Work to complete |
Answer with the number of lines in the listing below that contain the word "JSON", and nothing else.
**** Dataset ****
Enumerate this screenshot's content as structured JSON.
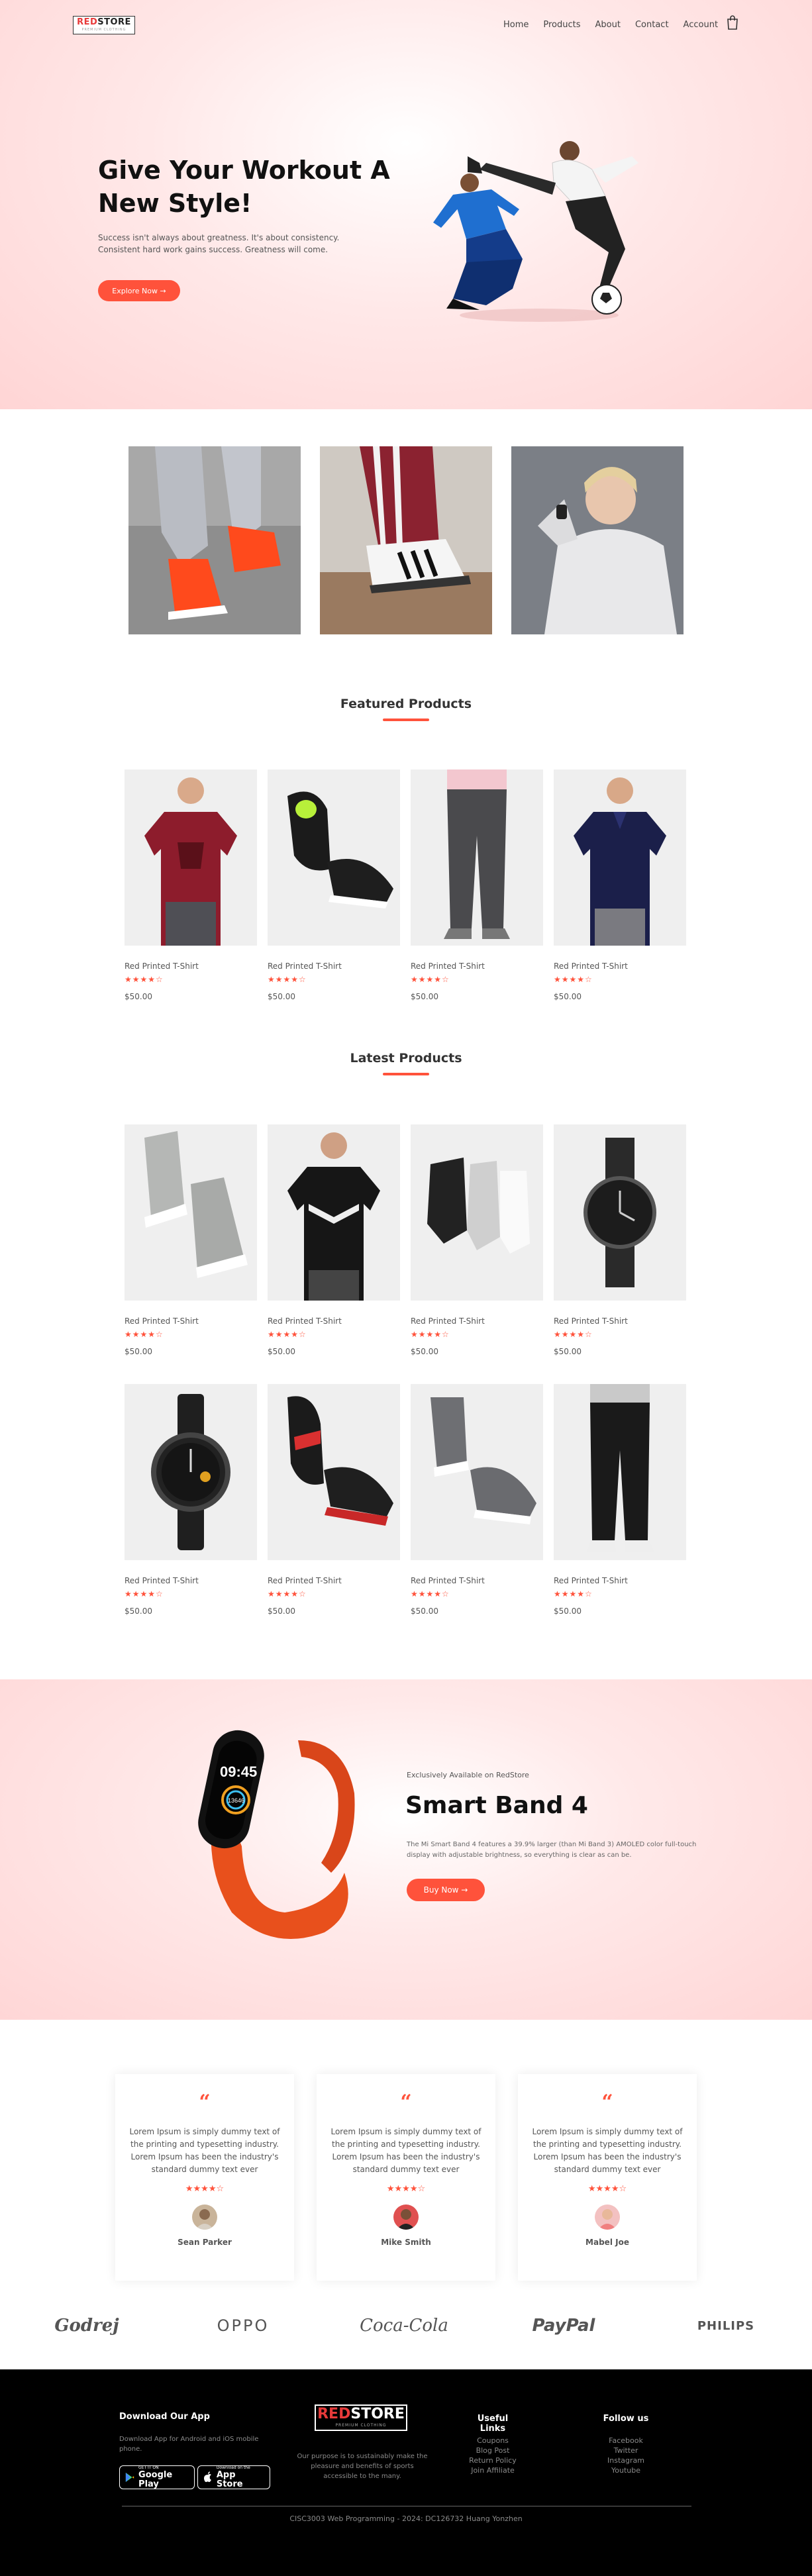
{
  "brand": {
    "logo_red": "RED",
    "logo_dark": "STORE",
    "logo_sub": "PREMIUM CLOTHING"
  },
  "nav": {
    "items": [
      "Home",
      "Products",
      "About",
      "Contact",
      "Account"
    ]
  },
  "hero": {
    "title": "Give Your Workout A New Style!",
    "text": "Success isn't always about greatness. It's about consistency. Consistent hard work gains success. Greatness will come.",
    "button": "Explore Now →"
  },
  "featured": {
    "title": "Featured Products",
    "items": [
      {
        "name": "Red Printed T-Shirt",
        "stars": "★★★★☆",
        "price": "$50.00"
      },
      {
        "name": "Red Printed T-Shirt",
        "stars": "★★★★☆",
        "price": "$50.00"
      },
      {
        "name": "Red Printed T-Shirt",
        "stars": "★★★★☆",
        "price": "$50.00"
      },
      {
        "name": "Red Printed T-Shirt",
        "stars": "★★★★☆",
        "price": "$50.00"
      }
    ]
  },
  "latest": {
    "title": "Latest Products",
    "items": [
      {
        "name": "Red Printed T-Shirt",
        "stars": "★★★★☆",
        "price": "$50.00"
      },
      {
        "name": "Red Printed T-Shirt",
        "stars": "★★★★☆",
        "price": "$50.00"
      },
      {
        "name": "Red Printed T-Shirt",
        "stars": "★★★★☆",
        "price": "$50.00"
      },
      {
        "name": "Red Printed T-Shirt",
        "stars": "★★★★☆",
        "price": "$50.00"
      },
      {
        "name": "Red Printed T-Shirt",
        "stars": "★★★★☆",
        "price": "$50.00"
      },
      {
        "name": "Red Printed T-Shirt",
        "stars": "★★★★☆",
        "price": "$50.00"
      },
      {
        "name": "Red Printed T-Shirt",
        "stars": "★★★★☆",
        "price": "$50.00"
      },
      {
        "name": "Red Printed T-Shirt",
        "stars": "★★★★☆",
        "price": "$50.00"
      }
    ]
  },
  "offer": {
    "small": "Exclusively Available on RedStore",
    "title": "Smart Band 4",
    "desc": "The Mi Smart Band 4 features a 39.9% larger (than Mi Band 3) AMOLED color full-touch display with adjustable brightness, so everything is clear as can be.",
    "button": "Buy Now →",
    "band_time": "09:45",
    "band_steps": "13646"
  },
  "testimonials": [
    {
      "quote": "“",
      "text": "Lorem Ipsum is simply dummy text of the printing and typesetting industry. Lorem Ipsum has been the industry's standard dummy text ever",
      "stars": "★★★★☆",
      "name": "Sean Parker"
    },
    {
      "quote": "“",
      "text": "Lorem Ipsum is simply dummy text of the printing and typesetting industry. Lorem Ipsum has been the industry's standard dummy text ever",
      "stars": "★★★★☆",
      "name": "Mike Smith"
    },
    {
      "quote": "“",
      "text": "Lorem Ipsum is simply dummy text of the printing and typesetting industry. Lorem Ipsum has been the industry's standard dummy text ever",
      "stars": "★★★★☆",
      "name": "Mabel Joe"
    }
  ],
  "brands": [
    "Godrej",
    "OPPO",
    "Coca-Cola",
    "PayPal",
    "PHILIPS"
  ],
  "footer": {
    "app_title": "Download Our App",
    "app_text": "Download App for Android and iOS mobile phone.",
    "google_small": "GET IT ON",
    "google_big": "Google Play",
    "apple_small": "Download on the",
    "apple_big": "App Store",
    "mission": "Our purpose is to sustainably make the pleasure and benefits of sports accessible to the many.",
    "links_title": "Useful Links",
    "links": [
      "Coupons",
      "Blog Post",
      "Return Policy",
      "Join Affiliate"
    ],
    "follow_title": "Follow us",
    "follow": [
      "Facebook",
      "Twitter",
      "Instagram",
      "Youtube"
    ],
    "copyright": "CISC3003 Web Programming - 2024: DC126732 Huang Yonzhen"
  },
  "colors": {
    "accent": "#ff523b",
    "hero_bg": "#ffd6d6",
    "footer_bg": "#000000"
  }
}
****
**** Dataset ****
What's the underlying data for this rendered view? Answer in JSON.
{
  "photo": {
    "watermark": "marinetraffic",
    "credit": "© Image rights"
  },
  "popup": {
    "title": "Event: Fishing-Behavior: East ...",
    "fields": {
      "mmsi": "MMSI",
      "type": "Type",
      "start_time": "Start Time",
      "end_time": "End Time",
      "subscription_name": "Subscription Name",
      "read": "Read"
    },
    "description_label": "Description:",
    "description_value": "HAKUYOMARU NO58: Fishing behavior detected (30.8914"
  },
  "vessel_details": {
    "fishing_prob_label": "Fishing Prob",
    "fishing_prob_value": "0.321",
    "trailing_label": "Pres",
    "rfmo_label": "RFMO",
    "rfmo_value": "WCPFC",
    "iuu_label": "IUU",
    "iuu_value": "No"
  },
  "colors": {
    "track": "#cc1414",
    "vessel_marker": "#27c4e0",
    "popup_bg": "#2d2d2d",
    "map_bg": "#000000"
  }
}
****
Full output |
2